** start GIVEN RECORDS **

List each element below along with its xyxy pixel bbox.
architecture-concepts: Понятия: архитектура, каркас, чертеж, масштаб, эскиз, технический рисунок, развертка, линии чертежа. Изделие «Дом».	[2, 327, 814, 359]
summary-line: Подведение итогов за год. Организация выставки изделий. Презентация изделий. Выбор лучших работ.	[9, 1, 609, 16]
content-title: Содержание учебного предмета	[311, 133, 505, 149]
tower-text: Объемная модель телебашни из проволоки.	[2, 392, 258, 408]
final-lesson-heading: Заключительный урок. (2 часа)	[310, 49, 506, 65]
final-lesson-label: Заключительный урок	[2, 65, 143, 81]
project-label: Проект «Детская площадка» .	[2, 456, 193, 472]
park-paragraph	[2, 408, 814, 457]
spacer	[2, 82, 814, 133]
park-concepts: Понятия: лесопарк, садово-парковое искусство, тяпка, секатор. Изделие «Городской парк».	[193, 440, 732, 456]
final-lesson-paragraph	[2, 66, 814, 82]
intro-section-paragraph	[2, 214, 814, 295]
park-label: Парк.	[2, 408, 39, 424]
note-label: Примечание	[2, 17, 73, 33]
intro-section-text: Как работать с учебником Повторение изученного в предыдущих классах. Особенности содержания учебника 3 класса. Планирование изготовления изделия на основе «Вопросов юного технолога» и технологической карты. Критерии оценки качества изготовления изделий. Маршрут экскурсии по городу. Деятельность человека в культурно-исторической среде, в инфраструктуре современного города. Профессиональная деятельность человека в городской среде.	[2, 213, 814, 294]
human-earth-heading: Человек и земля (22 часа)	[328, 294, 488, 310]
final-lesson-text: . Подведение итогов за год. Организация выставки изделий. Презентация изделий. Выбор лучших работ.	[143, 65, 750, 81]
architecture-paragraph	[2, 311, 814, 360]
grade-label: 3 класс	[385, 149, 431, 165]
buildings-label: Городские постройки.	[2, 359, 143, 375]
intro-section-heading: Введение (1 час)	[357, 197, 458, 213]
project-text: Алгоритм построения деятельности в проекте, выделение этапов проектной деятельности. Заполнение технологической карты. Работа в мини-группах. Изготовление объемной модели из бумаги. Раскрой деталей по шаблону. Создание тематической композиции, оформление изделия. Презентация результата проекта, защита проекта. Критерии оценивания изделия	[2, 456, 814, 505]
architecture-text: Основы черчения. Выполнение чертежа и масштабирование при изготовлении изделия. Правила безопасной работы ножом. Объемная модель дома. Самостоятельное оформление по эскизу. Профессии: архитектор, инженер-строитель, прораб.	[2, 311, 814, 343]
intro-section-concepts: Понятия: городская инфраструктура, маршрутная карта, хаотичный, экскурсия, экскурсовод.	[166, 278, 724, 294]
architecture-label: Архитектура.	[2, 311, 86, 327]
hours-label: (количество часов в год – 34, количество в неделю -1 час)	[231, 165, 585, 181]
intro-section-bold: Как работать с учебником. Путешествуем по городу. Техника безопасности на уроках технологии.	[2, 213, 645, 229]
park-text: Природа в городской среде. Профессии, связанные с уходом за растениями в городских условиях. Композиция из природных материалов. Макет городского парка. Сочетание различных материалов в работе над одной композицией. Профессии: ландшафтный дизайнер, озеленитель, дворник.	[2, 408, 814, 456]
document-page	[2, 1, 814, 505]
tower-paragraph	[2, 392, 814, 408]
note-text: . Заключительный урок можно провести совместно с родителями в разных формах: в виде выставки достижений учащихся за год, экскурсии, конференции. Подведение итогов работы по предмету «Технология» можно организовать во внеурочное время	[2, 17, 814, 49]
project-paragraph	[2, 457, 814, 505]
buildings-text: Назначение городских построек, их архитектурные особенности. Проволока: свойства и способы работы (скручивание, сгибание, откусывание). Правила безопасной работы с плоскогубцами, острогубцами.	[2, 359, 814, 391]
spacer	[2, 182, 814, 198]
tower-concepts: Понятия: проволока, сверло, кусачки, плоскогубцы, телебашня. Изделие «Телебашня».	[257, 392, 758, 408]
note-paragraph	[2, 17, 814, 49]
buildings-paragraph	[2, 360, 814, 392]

** end GIVEN RECORDS **

WRITTEN REQUEST:
Please copy the records verbatim from the first line through the line that contains "17, 73, 33]", including that line.

ANSWER TO THIS TASK:
List each element below along with its xyxy pixel bbox.
architecture-concepts: Понятия: архитектура, каркас, чертеж, масштаб, эскиз, технический рисунок, развертка, линии чертежа. Изделие «Дом».	[2, 327, 814, 359]
summary-line: Подведение итогов за год. Организация выставки изделий. Презентация изделий. Выбор лучших работ.	[9, 1, 609, 16]
content-title: Содержание учебного предмета	[311, 133, 505, 149]
tower-text: Объемная модель телебашни из проволоки.	[2, 392, 258, 408]
final-lesson-heading: Заключительный урок. (2 часа)	[310, 49, 506, 65]
final-lesson-label: Заключительный урок	[2, 65, 143, 81]
project-label: Проект «Детская площадка» .	[2, 456, 193, 472]
park-paragraph	[2, 408, 814, 457]
spacer	[2, 82, 814, 133]
park-concepts: Понятия: лесопарк, садово-парковое искусство, тяпка, секатор. Изделие «Городской парк».	[193, 440, 732, 456]
final-lesson-paragraph	[2, 66, 814, 82]
intro-section-paragraph	[2, 214, 814, 295]
park-label: Парк.	[2, 408, 39, 424]
note-label: Примечание	[2, 17, 73, 33]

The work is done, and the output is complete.